[Set task]
Repeat the entire listing exactly as written.
══ Exercise material
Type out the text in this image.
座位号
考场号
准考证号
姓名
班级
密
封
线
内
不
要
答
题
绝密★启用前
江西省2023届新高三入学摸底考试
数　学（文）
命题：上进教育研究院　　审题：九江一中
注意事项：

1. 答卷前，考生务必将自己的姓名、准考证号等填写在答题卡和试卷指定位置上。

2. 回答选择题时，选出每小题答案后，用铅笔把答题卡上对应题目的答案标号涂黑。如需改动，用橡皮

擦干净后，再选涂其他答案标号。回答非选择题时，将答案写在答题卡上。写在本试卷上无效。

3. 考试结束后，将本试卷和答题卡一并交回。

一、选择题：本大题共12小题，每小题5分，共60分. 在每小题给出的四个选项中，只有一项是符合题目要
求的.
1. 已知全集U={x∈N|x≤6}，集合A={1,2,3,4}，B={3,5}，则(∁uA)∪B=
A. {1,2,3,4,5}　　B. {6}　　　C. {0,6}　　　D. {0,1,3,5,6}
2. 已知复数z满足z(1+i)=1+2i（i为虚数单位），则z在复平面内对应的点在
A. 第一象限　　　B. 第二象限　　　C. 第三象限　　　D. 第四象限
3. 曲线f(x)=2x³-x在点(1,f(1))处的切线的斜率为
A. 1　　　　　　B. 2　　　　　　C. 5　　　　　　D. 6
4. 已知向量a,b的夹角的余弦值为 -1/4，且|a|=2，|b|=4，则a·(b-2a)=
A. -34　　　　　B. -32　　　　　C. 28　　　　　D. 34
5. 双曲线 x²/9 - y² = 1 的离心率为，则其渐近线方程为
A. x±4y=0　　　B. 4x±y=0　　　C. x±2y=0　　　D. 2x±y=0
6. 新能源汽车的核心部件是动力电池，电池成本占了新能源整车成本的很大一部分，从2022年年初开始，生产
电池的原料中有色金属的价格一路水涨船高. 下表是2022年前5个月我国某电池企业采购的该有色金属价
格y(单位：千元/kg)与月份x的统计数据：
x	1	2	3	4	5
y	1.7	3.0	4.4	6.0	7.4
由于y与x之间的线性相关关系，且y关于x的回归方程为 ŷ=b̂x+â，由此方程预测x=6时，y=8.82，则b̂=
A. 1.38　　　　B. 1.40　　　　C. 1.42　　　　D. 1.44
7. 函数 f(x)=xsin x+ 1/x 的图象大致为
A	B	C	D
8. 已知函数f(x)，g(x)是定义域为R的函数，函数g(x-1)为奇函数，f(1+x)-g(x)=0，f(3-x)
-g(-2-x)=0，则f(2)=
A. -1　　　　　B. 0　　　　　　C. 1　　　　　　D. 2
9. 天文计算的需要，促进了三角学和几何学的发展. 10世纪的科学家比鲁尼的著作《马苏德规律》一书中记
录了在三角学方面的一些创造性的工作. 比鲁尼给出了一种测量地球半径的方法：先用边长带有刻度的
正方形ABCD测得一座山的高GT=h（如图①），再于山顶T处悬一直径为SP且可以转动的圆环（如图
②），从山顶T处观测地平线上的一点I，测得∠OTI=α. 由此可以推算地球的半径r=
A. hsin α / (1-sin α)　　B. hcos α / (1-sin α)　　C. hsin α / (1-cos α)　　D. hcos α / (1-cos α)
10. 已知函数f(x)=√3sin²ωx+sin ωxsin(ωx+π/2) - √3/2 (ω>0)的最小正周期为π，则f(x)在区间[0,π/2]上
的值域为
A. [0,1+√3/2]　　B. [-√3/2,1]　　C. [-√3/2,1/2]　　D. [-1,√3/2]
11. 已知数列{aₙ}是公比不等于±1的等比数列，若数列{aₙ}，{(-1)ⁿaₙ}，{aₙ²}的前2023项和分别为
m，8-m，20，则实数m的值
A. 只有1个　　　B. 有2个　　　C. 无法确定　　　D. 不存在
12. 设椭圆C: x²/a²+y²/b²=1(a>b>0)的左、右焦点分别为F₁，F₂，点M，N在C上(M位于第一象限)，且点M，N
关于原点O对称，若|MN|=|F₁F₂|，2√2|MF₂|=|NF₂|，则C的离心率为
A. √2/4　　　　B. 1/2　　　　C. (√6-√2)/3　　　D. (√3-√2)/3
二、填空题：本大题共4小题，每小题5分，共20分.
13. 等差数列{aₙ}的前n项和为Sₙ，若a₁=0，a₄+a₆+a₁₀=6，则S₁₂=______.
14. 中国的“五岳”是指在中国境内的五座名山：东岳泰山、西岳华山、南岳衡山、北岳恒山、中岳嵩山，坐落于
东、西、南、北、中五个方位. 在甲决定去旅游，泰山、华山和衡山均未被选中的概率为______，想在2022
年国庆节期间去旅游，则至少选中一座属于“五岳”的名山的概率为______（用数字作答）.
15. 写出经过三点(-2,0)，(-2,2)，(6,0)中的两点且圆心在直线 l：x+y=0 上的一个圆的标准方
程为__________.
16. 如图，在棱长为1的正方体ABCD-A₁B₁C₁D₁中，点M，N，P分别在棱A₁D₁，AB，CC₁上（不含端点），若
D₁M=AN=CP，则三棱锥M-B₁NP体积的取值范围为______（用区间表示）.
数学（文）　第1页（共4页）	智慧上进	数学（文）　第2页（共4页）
════
[The result]
Type out the text in this image.
座位号
考场号
准考证号
姓名
班级
密
封
线
内
不
要
答
题
绝密★启用前
江西省2023届新高三入学摸底考试
数　学（文）
命题：上进教育研究院　　审题：九江一中
注意事项：

1. 答卷前，考生务必将自己的姓名、准考证号等填写在答题卡和试卷指定位置上。

2. 回答选择题时，选出每小题答案后，用铅笔把答题卡上对应题目的答案标号涂黑。如需改动，用橡皮

擦干净后，再选涂其他答案标号。回答非选择题时，将答案写在答题卡上。写在本试卷上无效。

3. 考试结束后，将本试卷和答题卡一并交回。

一、选择题：本大题共12小题，每小题5分，共60分. 在每小题给出的四个选项中，只有一项是符合题目要
求的.
1. 已知全集U={x∈N|x≤6}，集合A={1,2,3,4}，B={3,5}，则(∁uA)∪B=
A. {1,2,3,4,5}　　B. {6}　　　C. {0,6}　　　D. {0,1,3,5,6}
2. 已知复数z满足z(1+i)=1+2i（i为虚数单位），则z在复平面内对应的点在
A. 第一象限　　　B. 第二象限　　　C. 第三象限　　　D. 第四象限
3. 曲线f(x)=2x³-x在点(1,f(1))处的切线的斜率为
A. 1　　　　　　B. 2　　　　　　C. 5　　　　　　D. 6
4. 已知向量a,b的夹角的余弦值为 -1/4，且|a|=2，|b|=4，则a·(b-2a)=
A. -34　　　　　B. -32　　　　　C. 28　　　　　D. 34
5. 双曲线 x²/9 - y² = 1 的离心率为，则其渐近线方程为
A. x±4y=0　　　B. 4x±y=0　　　C. x±2y=0　　　D. 2x±y=0
6. 新能源汽车的核心部件是动力电池，电池成本占了新能源整车成本的很大一部分，从2022年年初开始，生产
电池的原料中有色金属的价格一路水涨船高. 下表是2022年前5个月我国某电池企业采购的该有色金属价
格y(单位：千元/kg)与月份x的统计数据：
x	1	2	3	4	5
y	1.7	3.0	4.4	6.0	7.4
由于y与x之间的线性相关关系，且y关于x的回归方程为 ŷ=b̂x+â，由此方程预测x=6时，y=8.82，则b̂=
A. 1.38　　　　B. 1.40　　　　C. 1.42　　　　D. 1.44
7. 函数 f(x)=xsin x+ 1/x 的图象大致为
A	B	C	D
8. 已知函数f(x)，g(x)是定义域为R的函数，函数g(x-1)为奇函数，f(1+x)-g(x)=0，f(3-x)
-g(-2-x)=0，则f(2)=
A. -1　　　　　B. 0　　　　　　C. 1　　　　　　D. 2
9. 天文计算的需要，促进了三角学和几何学的发展. 10世纪的科学家比鲁尼的著作《马苏德规律》一书中记
录了在三角学方面的一些创造性的工作. 比鲁尼给出了一种测量地球半径的方法：先用边长带有刻度的
正方形ABCD测得一座山的高GT=h（如图①），再于山顶T处悬一直径为SP且可以转动的圆环（如图
②），从山顶T处观测地平线上的一点I，测得∠OTI=α. 由此可以推算地球的半径r=
A. hsin α / (1-sin α)　　B. hcos α / (1-sin α)　　C. hsin α / (1-cos α)　　D. hcos α / (1-cos α)
10. 已知函数f(x)=√3sin²ωx+sin ωxsin(ωx+π/2) - √3/2 (ω>0)的最小正周期为π，则f(x)在区间[0,π/2]上
的值域为
A. [0,1+√3/2]　　B. [-√3/2,1]　　C. [-√3/2,1/2]　　D. [-1,√3/2]
11. 已知数列{aₙ}是公比不等于±1的等比数列，若数列{aₙ}，{(-1)ⁿaₙ}，{aₙ²}的前2023项和分别为
m，8-m，20，则实数m的值
A. 只有1个　　　B. 有2个　　　C. 无法确定　　　D. 不存在
12. 设椭圆C: x²/a²+y²/b²=1(a>b>0)的左、右焦点分别为F₁，F₂，点M，N在C上(M位于第一象限)，且点M，N
关于原点O对称，若|MN|=|F₁F₂|，2√2|MF₂|=|NF₂|，则C的离心率为
A. √2/4　　　　B. 1/2　　　　C. (√6-√2)/3　　　D. (√3-√2)/3
二、填空题：本大题共4小题，每小题5分，共20分.
13. 等差数列{aₙ}的前n项和为Sₙ，若a₁=0，a₄+a₆+a₁₀=6，则S₁₂=______.
14. 中国的“五岳”是指在中国境内的五座名山：东岳泰山、西岳华山、南岳衡山、北岳恒山、中岳嵩山，坐落于
东、西、南、北、中五个方位. 在甲决定去旅游，泰山、华山和衡山均未被选中的概率为______，想在2022
年国庆节期间去旅游，则至少选中一座属于“五岳”的名山的概率为______（用数字作答）.
15. 写出经过三点(-2,0)，(-2,2)，(6,0)中的两点且圆心在直线 l：x+y=0 上的一个圆的标准方
程为__________.
16. 如图，在棱长为1的正方体ABCD-A₁B₁C₁D₁中，点M，N，P分别在棱A₁D₁，AB，CC₁上（不含端点），若
D₁M=AN=CP，则三棱锥M-B₁NP体积的取值范围为______（用区间表示）.
数学（文）　第1页（共4页）	智慧上进	数学（文）　第2页（共4页）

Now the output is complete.